** start Excerpted records **

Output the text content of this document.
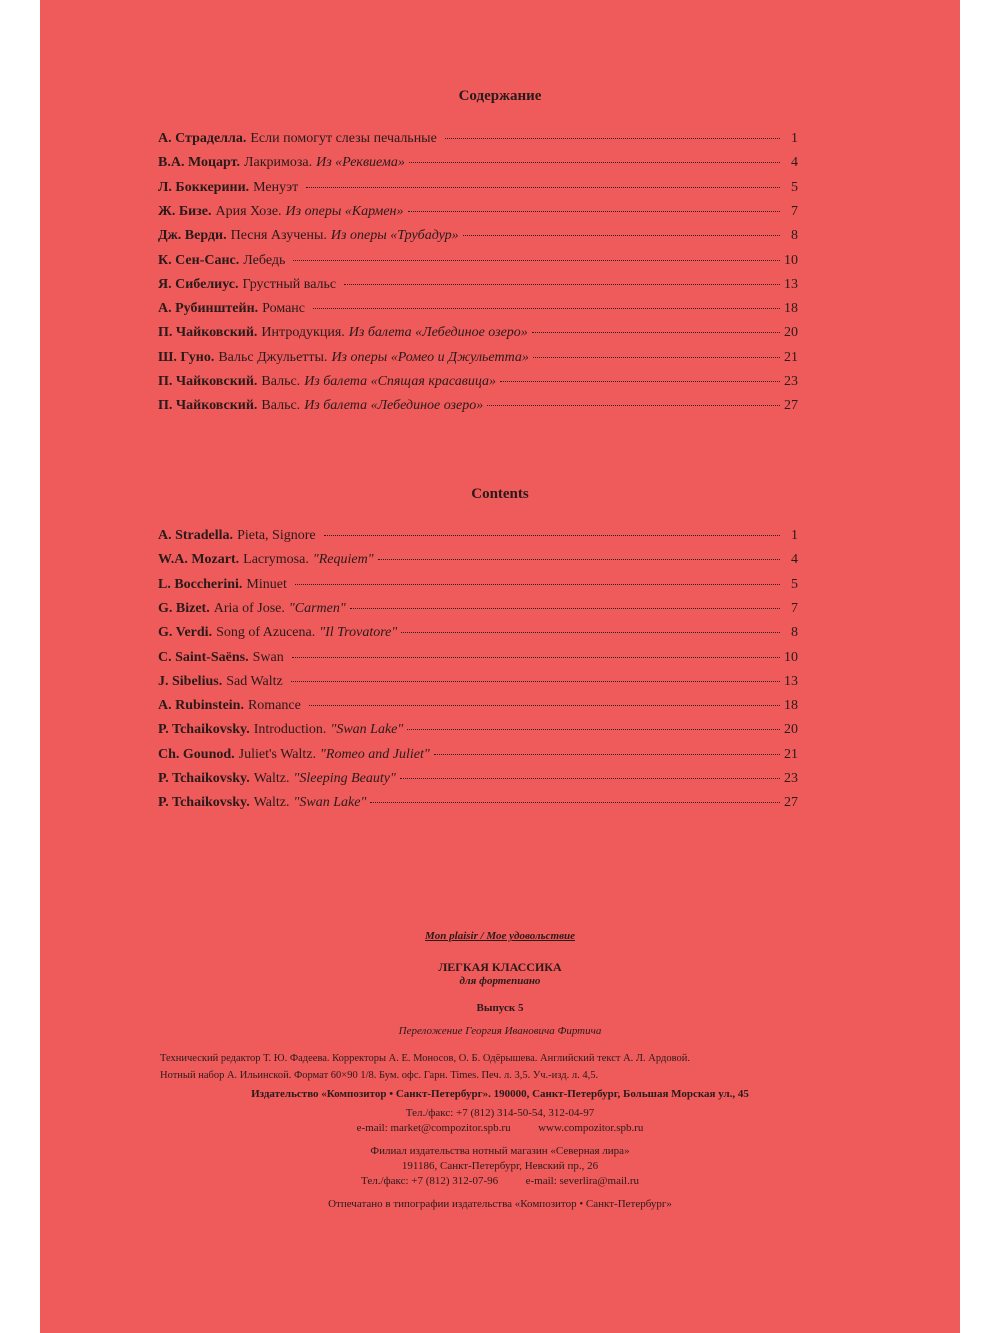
Содержание
А. Страделла. Если помогут слезы печальные	1
В.А. Моцарт. Лакримоза. Из «Реквиема»	4
Л. Боккерини. Менуэт	5
Ж. Бизе. Ария Хозе. Из оперы «Кармен»	7
Дж. Верди. Песня Азучены. Из оперы «Трубадур»	8
К. Сен-Санс. Лебедь	10
Я. Сибелиус. Грустный вальс	13
А. Рубинштейн. Романс	18
П. Чайковский. Интродукция. Из балета «Лебединое озеро»	20
Ш. Гуно. Вальс Джульетты. Из оперы «Ромео и Джульетта»	21
П. Чайковский. Вальс. Из балета «Спящая красавица»	23
П. Чайковский. Вальс. Из балета «Лебединое озеро»	27
Contents
A. Stradella. Pieta, Signore	1
W.A. Mozart. Lacrymosa. "Requiem"	4
L. Boccherini. Minuet	5
G. Bizet. Aria of Jose. "Carmen"	7
G. Verdi. Song of Azucena. "Il Trovatore"	8
C. Saint-Saëns. Swan	10
J. Sibelius. Sad Waltz	13
A. Rubinstein. Romance	18
P. Tchaikovsky. Introduction. "Swan Lake"	20
Ch. Gounod. Juliet's Waltz. "Romeo and Juliet"	21
P. Tchaikovsky. Waltz. "Sleeping Beauty"	23
P. Tchaikovsky. Waltz. "Swan Lake"	27
Mon plaisir / Мое удовольствие
ЛЕГКАЯ КЛАССИКА
для фортепиано
Выпуск 5
Переложение Георгия Ивановича Фиртича
Технический редактор Т. Ю. Фадеева. Корректоры А. Е. Моносов, О. Б. Одёрышева. Английский текст А. Л. Ардовой.
Нотный набор А. Ильинской. Формат 60×90 1/8. Бум. офс. Гарн. Times. Печ. л. 3,5. Уч.-изд. л. 4,5.
Издательство «Композитор • Санкт-Петербург». 190000, Санкт-Петербург, Большая Морская ул., 45
Тел./факс: +7 (812) 314-50-54, 312-04-97
e-mail: market@compozitor.spb.ru          www.compozitor.spb.ru
Филиал издательства нотный магазин «Северная лира»
191186, Санкт-Петербург, Невский пр., 26
Тел./факс: +7 (812) 312-07-96          e-mail: severlira@mail.ru
Отпечатано в типографии издательства «Композитор • Санкт-Петербург»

** end Excerpted records **

Task directions: Scan the entries above. Copy each line that has the string "Санкт".

Worked solution:
Издательство «Композитор • Санкт-Петербург». 190000, Санкт-Петербург, Большая Морская ул., 45
191186, Санкт-Петербург, Невский пр., 26
Отпечатано в типографии издательства «Композитор • Санкт-Петербург»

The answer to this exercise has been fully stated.